## START Supplied records

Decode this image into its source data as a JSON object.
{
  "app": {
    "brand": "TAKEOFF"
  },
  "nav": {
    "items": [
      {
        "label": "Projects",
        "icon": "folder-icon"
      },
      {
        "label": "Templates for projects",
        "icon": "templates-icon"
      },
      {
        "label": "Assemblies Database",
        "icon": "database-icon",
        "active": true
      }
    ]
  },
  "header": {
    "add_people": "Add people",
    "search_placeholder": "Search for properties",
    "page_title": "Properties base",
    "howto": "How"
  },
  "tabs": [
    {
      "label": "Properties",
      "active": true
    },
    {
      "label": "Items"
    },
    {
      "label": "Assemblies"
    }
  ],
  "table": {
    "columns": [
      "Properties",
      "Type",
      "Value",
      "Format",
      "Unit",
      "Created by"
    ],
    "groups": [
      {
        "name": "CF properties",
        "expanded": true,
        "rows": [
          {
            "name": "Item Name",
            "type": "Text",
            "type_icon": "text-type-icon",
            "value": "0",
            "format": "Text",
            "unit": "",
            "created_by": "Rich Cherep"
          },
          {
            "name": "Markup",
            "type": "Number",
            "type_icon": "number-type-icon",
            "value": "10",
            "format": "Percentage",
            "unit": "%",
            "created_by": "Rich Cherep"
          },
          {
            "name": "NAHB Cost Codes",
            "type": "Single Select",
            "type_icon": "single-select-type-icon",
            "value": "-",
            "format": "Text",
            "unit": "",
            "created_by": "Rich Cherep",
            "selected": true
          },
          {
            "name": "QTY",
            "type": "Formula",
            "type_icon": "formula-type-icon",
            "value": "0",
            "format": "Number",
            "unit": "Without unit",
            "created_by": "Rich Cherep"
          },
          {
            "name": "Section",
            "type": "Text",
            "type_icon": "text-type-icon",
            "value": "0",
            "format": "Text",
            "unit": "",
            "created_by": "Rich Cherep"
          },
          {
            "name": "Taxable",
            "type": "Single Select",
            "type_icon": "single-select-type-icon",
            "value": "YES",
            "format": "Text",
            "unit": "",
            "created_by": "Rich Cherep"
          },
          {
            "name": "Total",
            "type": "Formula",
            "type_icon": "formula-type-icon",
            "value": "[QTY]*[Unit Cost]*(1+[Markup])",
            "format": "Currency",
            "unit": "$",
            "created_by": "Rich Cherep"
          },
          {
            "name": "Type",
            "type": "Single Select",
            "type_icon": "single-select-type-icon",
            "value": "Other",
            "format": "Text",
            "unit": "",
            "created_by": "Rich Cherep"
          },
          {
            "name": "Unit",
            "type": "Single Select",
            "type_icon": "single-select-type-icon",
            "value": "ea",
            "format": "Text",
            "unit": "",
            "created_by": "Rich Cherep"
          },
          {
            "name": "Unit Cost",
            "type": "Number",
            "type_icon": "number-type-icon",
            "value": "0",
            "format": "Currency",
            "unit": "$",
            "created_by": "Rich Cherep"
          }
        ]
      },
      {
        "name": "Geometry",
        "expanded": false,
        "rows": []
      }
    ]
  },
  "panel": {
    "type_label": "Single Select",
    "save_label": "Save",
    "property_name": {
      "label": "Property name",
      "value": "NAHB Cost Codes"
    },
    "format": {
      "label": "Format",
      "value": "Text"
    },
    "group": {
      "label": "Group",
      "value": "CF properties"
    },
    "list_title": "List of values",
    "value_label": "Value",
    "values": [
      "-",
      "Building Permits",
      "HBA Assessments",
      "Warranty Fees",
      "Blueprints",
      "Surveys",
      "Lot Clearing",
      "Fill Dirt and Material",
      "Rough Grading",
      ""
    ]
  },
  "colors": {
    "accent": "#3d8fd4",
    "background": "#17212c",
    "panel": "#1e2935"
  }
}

## END Supplied records

Output all of the data above without any alteration.

_Written answer_.
Decode this image into its source data as a JSON object.
{
  "app": {
    "brand": "TAKEOFF"
  },
  "nav": {
    "items": [
      {
        "label": "Projects",
        "icon": "folder-icon"
      },
      {
        "label": "Templates for projects",
        "icon": "templates-icon"
      },
      {
        "label": "Assemblies Database",
        "icon": "database-icon",
        "active": true
      }
    ]
  },
  "header": {
    "add_people": "Add people",
    "search_placeholder": "Search for properties",
    "page_title": "Properties base",
    "howto": "How"
  },
  "tabs": [
    {
      "label": "Properties",
      "active": true
    },
    {
      "label": "Items"
    },
    {
      "label": "Assemblies"
    }
  ],
  "table": {
    "columns": [
      "Properties",
      "Type",
      "Value",
      "Format",
      "Unit",
      "Created by"
    ],
    "groups": [
      {
        "name": "CF properties",
        "expanded": true,
        "rows": [
          {
            "name": "Item Name",
            "type": "Text",
            "type_icon": "text-type-icon",
            "value": "0",
            "format": "Text",
            "unit": "",
            "created_by": "Rich Cherep"
          },
          {
            "name": "Markup",
            "type": "Number",
            "type_icon": "number-type-icon",
            "value": "10",
            "format": "Percentage",
            "unit": "%",
            "created_by": "Rich Cherep"
          },
          {
            "name": "NAHB Cost Codes",
            "type": "Single Select",
            "type_icon": "single-select-type-icon",
            "value": "-",
            "format": "Text",
            "unit": "",
            "created_by": "Rich Cherep",
            "selected": true
          },
          {
            "name": "QTY",
            "type": "Formula",
            "type_icon": "formula-type-icon",
            "value": "0",
            "format": "Number",
            "unit": "Without unit",
            "created_by": "Rich Cherep"
          },
          {
            "name": "Section",
            "type": "Text",
            "type_icon": "text-type-icon",
            "value": "0",
            "format": "Text",
            "unit": "",
            "created_by": "Rich Cherep"
          },
          {
            "name": "Taxable",
            "type": "Single Select",
            "type_icon": "single-select-type-icon",
            "value": "YES",
            "format": "Text",
            "unit": "",
            "created_by": "Rich Cherep"
          },
          {
            "name": "Total",
            "type": "Formula",
            "type_icon": "formula-type-icon",
            "value": "[QTY]*[Unit Cost]*(1+[Markup])",
            "format": "Currency",
            "unit": "$",
            "created_by": "Rich Cherep"
          },
          {
            "name": "Type",
            "type": "Single Select",
            "type_icon": "single-select-type-icon",
            "value": "Other",
            "format": "Text",
            "unit": "",
            "created_by": "Rich Cherep"
          },
          {
            "name": "Unit",
            "type": "Single Select",
            "type_icon": "single-select-type-icon",
            "value": "ea",
            "format": "Text",
            "unit": "",
            "created_by": "Rich Cherep"
          },
          {
            "name": "Unit Cost",
            "type": "Number",
            "type_icon": "number-type-icon",
            "value": "0",
            "format": "Currency",
            "unit": "$",
            "created_by": "Rich Cherep"
          }
        ]
      },
      {
        "name": "Geometry",
        "expanded": false,
        "rows": []
      }
    ]
  },
  "panel": {
    "type_label": "Single Select",
    "save_label": "Save",
    "property_name": {
      "label": "Property name",
      "value": "NAHB Cost Codes"
    },
    "format": {
      "label": "Format",
      "value": "Text"
    },
    "group": {
      "label": "Group",
      "value": "CF properties"
    },
    "list_title": "List of values",
    "value_label": "Value",
    "values": [
      "-",
      "Building Permits",
      "HBA Assessments",
      "Warranty Fees",
      "Blueprints",
      "Surveys",
      "Lot Clearing",
      "Fill Dirt and Material",
      "Rough Grading",
      ""
    ]
  },
  "colors": {
    "accent": "#3d8fd4",
    "background": "#17212c",
    "panel": "#1e2935"
  }
}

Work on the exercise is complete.